Reproduce each line of the listing exactly.

(Recorded data)
**********
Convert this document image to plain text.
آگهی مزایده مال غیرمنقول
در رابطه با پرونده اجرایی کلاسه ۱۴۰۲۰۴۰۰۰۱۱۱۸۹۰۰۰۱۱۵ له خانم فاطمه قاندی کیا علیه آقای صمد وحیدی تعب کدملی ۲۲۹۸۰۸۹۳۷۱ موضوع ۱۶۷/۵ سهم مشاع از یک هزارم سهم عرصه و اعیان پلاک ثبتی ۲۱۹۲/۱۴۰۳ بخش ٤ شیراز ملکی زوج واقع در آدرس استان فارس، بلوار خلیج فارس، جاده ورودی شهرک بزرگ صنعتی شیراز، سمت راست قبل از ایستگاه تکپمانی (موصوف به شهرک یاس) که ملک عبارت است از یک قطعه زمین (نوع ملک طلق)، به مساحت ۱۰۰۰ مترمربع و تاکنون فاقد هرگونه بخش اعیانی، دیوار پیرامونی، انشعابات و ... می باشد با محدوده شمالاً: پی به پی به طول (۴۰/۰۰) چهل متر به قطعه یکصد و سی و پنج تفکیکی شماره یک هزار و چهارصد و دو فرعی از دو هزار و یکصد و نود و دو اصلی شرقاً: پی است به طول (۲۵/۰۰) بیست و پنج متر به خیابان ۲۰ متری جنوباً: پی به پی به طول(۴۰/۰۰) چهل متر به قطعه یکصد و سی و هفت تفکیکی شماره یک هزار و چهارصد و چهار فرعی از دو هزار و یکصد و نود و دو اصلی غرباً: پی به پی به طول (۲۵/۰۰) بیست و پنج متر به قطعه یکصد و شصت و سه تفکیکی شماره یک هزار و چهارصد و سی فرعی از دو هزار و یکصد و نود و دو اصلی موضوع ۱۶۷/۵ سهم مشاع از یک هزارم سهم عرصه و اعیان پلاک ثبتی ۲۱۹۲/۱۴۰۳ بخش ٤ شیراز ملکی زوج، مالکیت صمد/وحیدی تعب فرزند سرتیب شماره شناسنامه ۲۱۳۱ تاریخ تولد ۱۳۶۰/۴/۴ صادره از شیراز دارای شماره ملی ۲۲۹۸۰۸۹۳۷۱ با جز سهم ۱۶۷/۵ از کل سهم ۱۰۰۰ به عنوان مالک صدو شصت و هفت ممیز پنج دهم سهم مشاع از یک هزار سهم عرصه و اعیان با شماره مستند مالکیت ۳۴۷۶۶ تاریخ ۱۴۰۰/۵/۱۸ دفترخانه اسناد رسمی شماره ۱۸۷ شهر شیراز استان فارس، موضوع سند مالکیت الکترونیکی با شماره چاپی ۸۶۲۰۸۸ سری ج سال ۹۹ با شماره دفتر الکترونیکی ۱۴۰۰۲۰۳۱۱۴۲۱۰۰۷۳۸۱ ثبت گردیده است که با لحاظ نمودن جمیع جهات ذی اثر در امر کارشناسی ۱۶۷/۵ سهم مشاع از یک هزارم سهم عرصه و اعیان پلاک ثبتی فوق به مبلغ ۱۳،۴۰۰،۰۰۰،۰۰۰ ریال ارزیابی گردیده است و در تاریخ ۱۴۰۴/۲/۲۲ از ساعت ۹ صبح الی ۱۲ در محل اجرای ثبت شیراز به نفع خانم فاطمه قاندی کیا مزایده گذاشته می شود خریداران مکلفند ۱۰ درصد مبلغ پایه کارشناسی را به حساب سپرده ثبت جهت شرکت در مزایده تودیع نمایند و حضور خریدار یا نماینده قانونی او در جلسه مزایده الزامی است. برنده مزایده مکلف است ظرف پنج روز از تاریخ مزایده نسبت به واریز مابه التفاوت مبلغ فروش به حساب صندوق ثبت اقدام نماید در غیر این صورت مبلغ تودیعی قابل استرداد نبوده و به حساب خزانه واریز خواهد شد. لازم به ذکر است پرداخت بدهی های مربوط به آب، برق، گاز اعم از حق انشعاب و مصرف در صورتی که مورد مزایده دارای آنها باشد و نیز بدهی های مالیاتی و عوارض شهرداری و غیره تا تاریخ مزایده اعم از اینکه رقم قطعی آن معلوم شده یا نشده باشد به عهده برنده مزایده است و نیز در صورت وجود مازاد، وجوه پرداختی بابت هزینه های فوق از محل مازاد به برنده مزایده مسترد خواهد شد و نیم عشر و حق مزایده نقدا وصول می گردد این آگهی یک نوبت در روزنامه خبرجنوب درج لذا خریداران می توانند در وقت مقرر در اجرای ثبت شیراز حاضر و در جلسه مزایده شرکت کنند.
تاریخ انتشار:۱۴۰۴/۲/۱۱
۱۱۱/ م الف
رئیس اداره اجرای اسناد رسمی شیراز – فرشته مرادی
**********
Finished exercise →
Convert this document image to plain text.
آگهی مزایده مال غیرمنقول
در رابطه با پرونده اجرایی کلاسه ۱۴۰۲۰۴۰۰۰۱۱۱۸۹۰۰۰۱۱۵ له خانم فاطمه قاندی کیا علیه آقای صمد وحیدی تعب کدملی ۲۲۹۸۰۸۹۳۷۱ موضوع ۱۶۷/۵ سهم مشاع از یک هزارم سهم عرصه و اعیان پلاک ثبتی ۲۱۹۲/۱۴۰۳ بخش ٤ شیراز ملکی زوج واقع در آدرس استان فارس، بلوار خلیج فارس، جاده ورودی شهرک بزرگ صنعتی شیراز، سمت راست قبل از ایستگاه تکپمانی (موصوف به شهرک یاس) که ملک عبارت است از یک قطعه زمین (نوع ملک طلق)، به مساحت ۱۰۰۰ مترمربع و تاکنون فاقد هرگونه بخش اعیانی، دیوار پیرامونی، انشعابات و ... می باشد با محدوده شمالاً: پی به پی به طول (۴۰/۰۰) چهل متر به قطعه یکصد و سی و پنج تفکیکی شماره یک هزار و چهارصد و دو فرعی از دو هزار و یکصد و نود و دو اصلی شرقاً: پی است به طول (۲۵/۰۰) بیست و پنج متر به خیابان ۲۰ متری جنوباً: پی به پی به طول(۴۰/۰۰) چهل متر به قطعه یکصد و سی و هفت تفکیکی شماره یک هزار و چهارصد و چهار فرعی از دو هزار و یکصد و نود و دو اصلی غرباً: پی به پی به طول (۲۵/۰۰) بیست و پنج متر به قطعه یکصد و شصت و سه تفکیکی شماره یک هزار و چهارصد و سی فرعی از دو هزار و یکصد و نود و دو اصلی موضوع ۱۶۷/۵ سهم مشاع از یک هزارم سهم عرصه و اعیان پلاک ثبتی ۲۱۹۲/۱۴۰۳ بخش ٤ شیراز ملکی زوج، مالکیت صمد/وحیدی تعب فرزند سرتیب شماره شناسنامه ۲۱۳۱ تاریخ تولد ۱۳۶۰/۴/۴ صادره از شیراز دارای شماره ملی ۲۲۹۸۰۸۹۳۷۱ با جز سهم ۱۶۷/۵ از کل سهم ۱۰۰۰ به عنوان مالک صدو شصت و هفت ممیز پنج دهم سهم مشاع از یک هزار سهم عرصه و اعیان با شماره مستند مالکیت ۳۴۷۶۶ تاریخ ۱۴۰۰/۵/۱۸ دفترخانه اسناد رسمی شماره ۱۸۷ شهر شیراز استان فارس، موضوع سند مالکیت الکترونیکی با شماره چاپی ۸۶۲۰۸۸ سری ج سال ۹۹ با شماره دفتر الکترونیکی ۱۴۰۰۲۰۳۱۱۴۲۱۰۰۷۳۸۱ ثبت گردیده است که با لحاظ نمودن جمیع جهات ذی اثر در امر کارشناسی ۱۶۷/۵ سهم مشاع از یک هزارم سهم عرصه و اعیان پلاک ثبتی فوق به مبلغ ۱۳،۴۰۰،۰۰۰،۰۰۰ ریال ارزیابی گردیده است و در تاریخ ۱۴۰۴/۲/۲۲ از ساعت ۹ صبح الی ۱۲ در محل اجرای ثبت شیراز به نفع خانم فاطمه قاندی کیا مزایده گذاشته می شود خریداران مکلفند ۱۰ درصد مبلغ پایه کارشناسی را به حساب سپرده ثبت جهت شرکت در مزایده تودیع نمایند و حضور خریدار یا نماینده قانونی او در جلسه مزایده الزامی است. برنده مزایده مکلف است ظرف پنج روز از تاریخ مزایده نسبت به واریز مابه التفاوت مبلغ فروش به حساب صندوق ثبت اقدام نماید در غیر این صورت مبلغ تودیعی قابل استرداد نبوده و به حساب خزانه واریز خواهد شد. لازم به ذکر است پرداخت بدهی های مربوط به آب، برق، گاز اعم از حق انشعاب و مصرف در صورتی که مورد مزایده دارای آنها باشد و نیز بدهی های مالیاتی و عوارض شهرداری و غیره تا تاریخ مزایده اعم از اینکه رقم قطعی آن معلوم شده یا نشده باشد به عهده برنده مزایده است و نیز در صورت وجود مازاد، وجوه پرداختی بابت هزینه های فوق از محل مازاد به برنده مزایده مسترد خواهد شد و نیم عشر و حق مزایده نقدا وصول می گردد این آگهی یک نوبت در روزنامه خبرجنوب درج لذا خریداران می توانند در وقت مقرر در اجرای ثبت شیراز حاضر و در جلسه مزایده شرکت کنند.
تاریخ انتشار:۱۴۰۴/۲/۱۱
۱۱۱/ م الف
رئیس اداره اجرای اسناد رسمی شیراز – فرشته مرادی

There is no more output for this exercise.